Records to process:
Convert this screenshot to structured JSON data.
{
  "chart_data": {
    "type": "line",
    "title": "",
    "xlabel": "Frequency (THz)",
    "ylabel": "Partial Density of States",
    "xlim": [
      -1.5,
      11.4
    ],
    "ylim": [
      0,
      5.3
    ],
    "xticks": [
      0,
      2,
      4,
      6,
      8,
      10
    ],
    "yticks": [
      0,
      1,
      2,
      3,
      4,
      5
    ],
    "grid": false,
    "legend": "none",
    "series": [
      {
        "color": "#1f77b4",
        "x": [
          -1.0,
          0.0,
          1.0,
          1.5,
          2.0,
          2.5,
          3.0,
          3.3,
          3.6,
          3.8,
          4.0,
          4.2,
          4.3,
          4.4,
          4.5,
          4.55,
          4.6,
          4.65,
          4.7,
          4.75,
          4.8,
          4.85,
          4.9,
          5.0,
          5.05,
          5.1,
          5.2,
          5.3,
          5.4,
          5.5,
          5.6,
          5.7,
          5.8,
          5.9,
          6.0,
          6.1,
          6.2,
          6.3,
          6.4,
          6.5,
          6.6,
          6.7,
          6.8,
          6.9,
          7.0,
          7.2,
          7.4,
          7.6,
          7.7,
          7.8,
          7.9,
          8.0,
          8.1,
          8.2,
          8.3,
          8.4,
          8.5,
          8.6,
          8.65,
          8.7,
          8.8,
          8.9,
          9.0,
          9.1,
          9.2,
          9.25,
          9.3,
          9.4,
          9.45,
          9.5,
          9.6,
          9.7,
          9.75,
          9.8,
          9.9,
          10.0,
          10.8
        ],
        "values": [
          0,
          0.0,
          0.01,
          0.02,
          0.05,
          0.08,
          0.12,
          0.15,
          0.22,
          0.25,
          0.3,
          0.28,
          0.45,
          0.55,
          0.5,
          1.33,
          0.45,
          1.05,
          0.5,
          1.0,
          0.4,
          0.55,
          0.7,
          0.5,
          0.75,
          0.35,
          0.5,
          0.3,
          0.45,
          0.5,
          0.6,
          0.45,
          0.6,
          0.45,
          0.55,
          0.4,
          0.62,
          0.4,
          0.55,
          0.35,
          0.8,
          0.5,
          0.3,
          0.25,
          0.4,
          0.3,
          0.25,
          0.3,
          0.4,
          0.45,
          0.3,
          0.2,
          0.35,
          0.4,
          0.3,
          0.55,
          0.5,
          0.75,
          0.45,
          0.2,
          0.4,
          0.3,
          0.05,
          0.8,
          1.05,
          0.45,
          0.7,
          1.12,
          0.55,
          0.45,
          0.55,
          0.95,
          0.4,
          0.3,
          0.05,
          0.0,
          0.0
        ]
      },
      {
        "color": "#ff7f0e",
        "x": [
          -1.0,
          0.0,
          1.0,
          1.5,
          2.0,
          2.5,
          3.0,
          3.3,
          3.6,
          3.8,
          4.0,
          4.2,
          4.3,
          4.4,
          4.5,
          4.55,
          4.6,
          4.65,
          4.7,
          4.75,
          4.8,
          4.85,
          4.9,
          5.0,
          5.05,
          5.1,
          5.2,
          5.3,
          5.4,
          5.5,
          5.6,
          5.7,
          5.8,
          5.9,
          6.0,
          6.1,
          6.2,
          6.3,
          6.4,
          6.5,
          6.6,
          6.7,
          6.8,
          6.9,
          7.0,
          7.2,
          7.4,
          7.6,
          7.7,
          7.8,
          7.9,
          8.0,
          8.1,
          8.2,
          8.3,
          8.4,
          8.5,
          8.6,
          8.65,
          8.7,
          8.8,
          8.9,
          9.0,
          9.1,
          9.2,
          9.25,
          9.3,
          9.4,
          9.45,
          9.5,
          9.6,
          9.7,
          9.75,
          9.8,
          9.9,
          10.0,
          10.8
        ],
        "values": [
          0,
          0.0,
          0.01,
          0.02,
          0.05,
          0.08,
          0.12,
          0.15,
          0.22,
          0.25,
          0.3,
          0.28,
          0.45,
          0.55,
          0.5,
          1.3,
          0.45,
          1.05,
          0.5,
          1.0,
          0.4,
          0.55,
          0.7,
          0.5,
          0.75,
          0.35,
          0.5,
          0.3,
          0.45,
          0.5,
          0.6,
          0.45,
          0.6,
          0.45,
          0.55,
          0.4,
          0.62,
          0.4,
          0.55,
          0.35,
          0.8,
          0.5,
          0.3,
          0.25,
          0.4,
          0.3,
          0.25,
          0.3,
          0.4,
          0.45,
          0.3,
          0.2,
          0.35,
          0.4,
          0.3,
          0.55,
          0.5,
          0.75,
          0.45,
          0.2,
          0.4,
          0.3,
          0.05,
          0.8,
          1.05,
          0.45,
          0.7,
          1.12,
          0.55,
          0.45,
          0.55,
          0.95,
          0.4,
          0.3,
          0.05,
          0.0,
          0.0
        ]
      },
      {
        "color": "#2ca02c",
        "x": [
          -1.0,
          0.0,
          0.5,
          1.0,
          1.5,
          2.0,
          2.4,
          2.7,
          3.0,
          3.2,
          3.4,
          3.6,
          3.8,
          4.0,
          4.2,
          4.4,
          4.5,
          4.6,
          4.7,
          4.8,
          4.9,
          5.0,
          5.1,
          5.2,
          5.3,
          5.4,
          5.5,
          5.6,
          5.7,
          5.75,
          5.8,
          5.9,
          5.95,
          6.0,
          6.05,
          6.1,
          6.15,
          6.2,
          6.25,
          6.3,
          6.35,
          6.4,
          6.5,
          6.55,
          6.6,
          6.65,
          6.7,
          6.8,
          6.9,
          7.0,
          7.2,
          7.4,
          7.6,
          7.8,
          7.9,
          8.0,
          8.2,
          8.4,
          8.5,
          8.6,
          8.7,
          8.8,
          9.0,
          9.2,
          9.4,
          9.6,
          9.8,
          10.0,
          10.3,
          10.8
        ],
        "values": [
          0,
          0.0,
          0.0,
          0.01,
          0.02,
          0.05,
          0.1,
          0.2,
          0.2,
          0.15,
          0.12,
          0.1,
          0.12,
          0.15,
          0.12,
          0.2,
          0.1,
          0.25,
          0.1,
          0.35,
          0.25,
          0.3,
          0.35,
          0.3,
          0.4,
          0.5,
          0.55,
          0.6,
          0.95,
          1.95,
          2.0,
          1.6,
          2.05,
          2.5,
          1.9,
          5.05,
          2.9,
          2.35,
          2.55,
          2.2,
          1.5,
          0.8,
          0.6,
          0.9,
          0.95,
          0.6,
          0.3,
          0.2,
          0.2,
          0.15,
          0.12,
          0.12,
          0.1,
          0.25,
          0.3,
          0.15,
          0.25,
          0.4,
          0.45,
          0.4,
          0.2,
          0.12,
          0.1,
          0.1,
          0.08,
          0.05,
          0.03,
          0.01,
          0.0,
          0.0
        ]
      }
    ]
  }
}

What needs to be done:
Using the listing above, please repeat every entry exactly.

Complete output:
Convert this screenshot to structured JSON data.
{
  "chart_data": {
    "type": "line",
    "title": "",
    "xlabel": "Frequency (THz)",
    "ylabel": "Partial Density of States",
    "xlim": [
      -1.5,
      11.4
    ],
    "ylim": [
      0,
      5.3
    ],
    "xticks": [
      0,
      2,
      4,
      6,
      8,
      10
    ],
    "yticks": [
      0,
      1,
      2,
      3,
      4,
      5
    ],
    "grid": false,
    "legend": "none",
    "series": [
      {
        "color": "#1f77b4",
        "x": [
          -1.0,
          0.0,
          1.0,
          1.5,
          2.0,
          2.5,
          3.0,
          3.3,
          3.6,
          3.8,
          4.0,
          4.2,
          4.3,
          4.4,
          4.5,
          4.55,
          4.6,
          4.65,
          4.7,
          4.75,
          4.8,
          4.85,
          4.9,
          5.0,
          5.05,
          5.1,
          5.2,
          5.3,
          5.4,
          5.5,
          5.6,
          5.7,
          5.8,
          5.9,
          6.0,
          6.1,
          6.2,
          6.3,
          6.4,
          6.5,
          6.6,
          6.7,
          6.8,
          6.9,
          7.0,
          7.2,
          7.4,
          7.6,
          7.7,
          7.8,
          7.9,
          8.0,
          8.1,
          8.2,
          8.3,
          8.4,
          8.5,
          8.6,
          8.65,
          8.7,
          8.8,
          8.9,
          9.0,
          9.1,
          9.2,
          9.25,
          9.3,
          9.4,
          9.45,
          9.5,
          9.6,
          9.7,
          9.75,
          9.8,
          9.9,
          10.0,
          10.8
        ],
        "values": [
          0,
          0.0,
          0.01,
          0.02,
          0.05,
          0.08,
          0.12,
          0.15,
          0.22,
          0.25,
          0.3,
          0.28,
          0.45,
          0.55,
          0.5,
          1.33,
          0.45,
          1.05,
          0.5,
          1.0,
          0.4,
          0.55,
          0.7,
          0.5,
          0.75,
          0.35,
          0.5,
          0.3,
          0.45,
          0.5,
          0.6,
          0.45,
          0.6,
          0.45,
          0.55,
          0.4,
          0.62,
          0.4,
          0.55,
          0.35,
          0.8,
          0.5,
          0.3,
          0.25,
          0.4,
          0.3,
          0.25,
          0.3,
          0.4,
          0.45,
          0.3,
          0.2,
          0.35,
          0.4,
          0.3,
          0.55,
          0.5,
          0.75,
          0.45,
          0.2,
          0.4,
          0.3,
          0.05,
          0.8,
          1.05,
          0.45,
          0.7,
          1.12,
          0.55,
          0.45,
          0.55,
          0.95,
          0.4,
          0.3,
          0.05,
          0.0,
          0.0
        ]
      },
      {
        "color": "#ff7f0e",
        "x": [
          -1.0,
          0.0,
          1.0,
          1.5,
          2.0,
          2.5,
          3.0,
          3.3,
          3.6,
          3.8,
          4.0,
          4.2,
          4.3,
          4.4,
          4.5,
          4.55,
          4.6,
          4.65,
          4.7,
          4.75,
          4.8,
          4.85,
          4.9,
          5.0,
          5.05,
          5.1,
          5.2,
          5.3,
          5.4,
          5.5,
          5.6,
          5.7,
          5.8,
          5.9,
          6.0,
          6.1,
          6.2,
          6.3,
          6.4,
          6.5,
          6.6,
          6.7,
          6.8,
          6.9,
          7.0,
          7.2,
          7.4,
          7.6,
          7.7,
          7.8,
          7.9,
          8.0,
          8.1,
          8.2,
          8.3,
          8.4,
          8.5,
          8.6,
          8.65,
          8.7,
          8.8,
          8.9,
          9.0,
          9.1,
          9.2,
          9.25,
          9.3,
          9.4,
          9.45,
          9.5,
          9.6,
          9.7,
          9.75,
          9.8,
          9.9,
          10.0,
          10.8
        ],
        "values": [
          0,
          0.0,
          0.01,
          0.02,
          0.05,
          0.08,
          0.12,
          0.15,
          0.22,
          0.25,
          0.3,
          0.28,
          0.45,
          0.55,
          0.5,
          1.3,
          0.45,
          1.05,
          0.5,
          1.0,
          0.4,
          0.55,
          0.7,
          0.5,
          0.75,
          0.35,
          0.5,
          0.3,
          0.45,
          0.5,
          0.6,
          0.45,
          0.6,
          0.45,
          0.55,
          0.4,
          0.62,
          0.4,
          0.55,
          0.35,
          0.8,
          0.5,
          0.3,
          0.25,
          0.4,
          0.3,
          0.25,
          0.3,
          0.4,
          0.45,
          0.3,
          0.2,
          0.35,
          0.4,
          0.3,
          0.55,
          0.5,
          0.75,
          0.45,
          0.2,
          0.4,
          0.3,
          0.05,
          0.8,
          1.05,
          0.45,
          0.7,
          1.12,
          0.55,
          0.45,
          0.55,
          0.95,
          0.4,
          0.3,
          0.05,
          0.0,
          0.0
        ]
      },
      {
        "color": "#2ca02c",
        "x": [
          -1.0,
          0.0,
          0.5,
          1.0,
          1.5,
          2.0,
          2.4,
          2.7,
          3.0,
          3.2,
          3.4,
          3.6,
          3.8,
          4.0,
          4.2,
          4.4,
          4.5,
          4.6,
          4.7,
          4.8,
          4.9,
          5.0,
          5.1,
          5.2,
          5.3,
          5.4,
          5.5,
          5.6,
          5.7,
          5.75,
          5.8,
          5.9,
          5.95,
          6.0,
          6.05,
          6.1,
          6.15,
          6.2,
          6.25,
          6.3,
          6.35,
          6.4,
          6.5,
          6.55,
          6.6,
          6.65,
          6.7,
          6.8,
          6.9,
          7.0,
          7.2,
          7.4,
          7.6,
          7.8,
          7.9,
          8.0,
          8.2,
          8.4,
          8.5,
          8.6,
          8.7,
          8.8,
          9.0,
          9.2,
          9.4,
          9.6,
          9.8,
          10.0,
          10.3,
          10.8
        ],
        "values": [
          0,
          0.0,
          0.0,
          0.01,
          0.02,
          0.05,
          0.1,
          0.2,
          0.2,
          0.15,
          0.12,
          0.1,
          0.12,
          0.15,
          0.12,
          0.2,
          0.1,
          0.25,
          0.1,
          0.35,
          0.25,
          0.3,
          0.35,
          0.3,
          0.4,
          0.5,
          0.55,
          0.6,
          0.95,
          1.95,
          2.0,
          1.6,
          2.05,
          2.5,
          1.9,
          5.05,
          2.9,
          2.35,
          2.55,
          2.2,
          1.5,
          0.8,
          0.6,
          0.9,
          0.95,
          0.6,
          0.3,
          0.2,
          0.2,
          0.15,
          0.12,
          0.12,
          0.1,
          0.25,
          0.3,
          0.15,
          0.25,
          0.4,
          0.45,
          0.4,
          0.2,
          0.12,
          0.1,
          0.1,
          0.08,
          0.05,
          0.03,
          0.01,
          0.0,
          0.0
        ]
      }
    ]
  }
}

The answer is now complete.